[Extrait du document]:
Régis Juanico

Député de la Loire

Projet de loi refondation de l’Ecole : mon intervention dans l’hémicycle

Le débat autour du projet de loi de d’orientation et de programmation pour la refondation de l’Ecole s’est ouvert ce lundi 11 mars à l’Assemblée nationale. Je suis intervenu dans l’hémicycle pour saluer ce texte par lequel  nous nous donnons enfin les moyens  du retour de la sérénité à l’Ecole qui en a tant manqué ces dernières années. Il permet en effet de rompre avec une politique de mise sous tension permanente du système éducatif et d’affaiblissement méthodique du service public de l’Education nationale. Je tenais tout particulièrement à souligner deux avancées notables concernant la place du sport à l’école et la scolarisation des enfants de moins de trois ans.

[Informations sources]:

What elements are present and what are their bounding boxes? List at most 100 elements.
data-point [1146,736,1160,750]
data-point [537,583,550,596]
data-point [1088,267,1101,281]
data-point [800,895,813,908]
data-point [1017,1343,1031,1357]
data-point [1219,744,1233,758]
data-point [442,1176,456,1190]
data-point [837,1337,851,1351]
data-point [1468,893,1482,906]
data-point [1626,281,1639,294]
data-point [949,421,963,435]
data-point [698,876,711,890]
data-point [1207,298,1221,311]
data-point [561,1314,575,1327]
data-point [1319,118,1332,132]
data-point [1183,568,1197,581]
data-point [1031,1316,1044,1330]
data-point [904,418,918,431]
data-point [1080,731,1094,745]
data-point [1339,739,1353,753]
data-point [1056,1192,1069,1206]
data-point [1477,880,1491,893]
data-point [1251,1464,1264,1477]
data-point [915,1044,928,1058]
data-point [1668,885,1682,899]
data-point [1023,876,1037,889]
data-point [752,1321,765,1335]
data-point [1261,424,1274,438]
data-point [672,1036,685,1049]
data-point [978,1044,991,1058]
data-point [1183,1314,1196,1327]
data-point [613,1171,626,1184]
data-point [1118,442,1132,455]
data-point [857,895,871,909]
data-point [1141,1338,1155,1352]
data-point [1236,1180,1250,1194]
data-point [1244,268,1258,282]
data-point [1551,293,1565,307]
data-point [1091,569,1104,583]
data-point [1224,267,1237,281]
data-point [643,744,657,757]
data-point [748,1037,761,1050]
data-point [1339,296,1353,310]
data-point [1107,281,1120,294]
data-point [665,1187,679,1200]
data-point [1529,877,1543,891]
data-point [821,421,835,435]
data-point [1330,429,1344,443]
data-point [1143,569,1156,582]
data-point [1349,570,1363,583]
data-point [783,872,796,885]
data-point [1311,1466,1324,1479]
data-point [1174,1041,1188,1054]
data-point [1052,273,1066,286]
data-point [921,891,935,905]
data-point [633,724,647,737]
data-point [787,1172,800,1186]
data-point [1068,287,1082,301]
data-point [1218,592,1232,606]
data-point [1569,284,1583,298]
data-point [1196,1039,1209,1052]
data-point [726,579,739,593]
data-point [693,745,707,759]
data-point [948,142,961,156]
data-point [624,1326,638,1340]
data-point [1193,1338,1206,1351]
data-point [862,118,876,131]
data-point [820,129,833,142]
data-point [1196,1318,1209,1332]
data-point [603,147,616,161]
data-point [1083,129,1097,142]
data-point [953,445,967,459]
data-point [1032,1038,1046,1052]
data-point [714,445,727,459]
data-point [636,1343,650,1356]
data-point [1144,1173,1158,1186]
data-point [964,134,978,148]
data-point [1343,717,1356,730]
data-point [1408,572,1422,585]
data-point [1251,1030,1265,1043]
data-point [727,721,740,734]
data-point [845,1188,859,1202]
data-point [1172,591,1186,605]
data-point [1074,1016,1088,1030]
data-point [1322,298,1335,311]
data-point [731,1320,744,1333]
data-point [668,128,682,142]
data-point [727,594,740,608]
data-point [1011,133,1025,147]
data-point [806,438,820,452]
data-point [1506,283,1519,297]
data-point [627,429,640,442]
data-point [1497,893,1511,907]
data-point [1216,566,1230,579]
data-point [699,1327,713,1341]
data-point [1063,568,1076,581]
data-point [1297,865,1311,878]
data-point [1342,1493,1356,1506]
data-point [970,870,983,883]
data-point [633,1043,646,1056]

[Consigne 1]:
Répondez aux questions suivantes à partir de l’extrait sur la refondation de l’École.
(a) De quel département Régis Juanico est-il député ?
(b) Quel jour le débat s’est-il ouvert à l’Assemblée nationale ?
(c) Quelles sont les deux avancées que le député tient à souligner ?
[Consigne 2]:
Traduisez en anglais la phrase suivante de l’extrait sur la refondation de l’École : « Il permet en effet de rompre avec une politique de mise sous tension permanente du système éducatif et d’affaiblissement méthodique du service public de l’Education nationale. »
[Consigne 3]:
Restituez sans aucune modification le passage de l’extrait sur la refondation de l’École qui commence par les mots contenant "Député de la" et se termine par "de trois ans.".

[Réponse attendue 1]:
(a) De la Loire.
(b) Le lundi 11 mars.
(c) La place du sport à l’école et la scolarisation des enfants de moins de trois ans.

[Réponse attendue 2]:
It indeed makes it possible to break with a policy of keeping the education system under constant strain and of methodically weakening the public service of National Education.

[Réponse attendue 3]:
Député de la Loire

Projet de loi refondation de l’Ecole : mon intervention dans l’hémicycle

Le débat autour du projet de loi de d’orientation et de programmation pour la refondation de l’Ecole s’est ouvert ce lundi 11 mars à l’Assemblée nationale. Je suis intervenu dans l’hémicycle pour saluer ce texte par lequel  nous nous donnons enfin les moyens  du retour de la sérénité à l’Ecole qui en a tant manqué ces dernières années. Il permet en effet de rompre avec une politique de mise sous tension permanente du système éducatif et d’affaiblissement méthodique du service public de l’Education nationale. Je tenais tout particulièrement à souligner deux avancées notables concernant la place du sport à l’école et la scolarisation des enfants de moins de trois ans.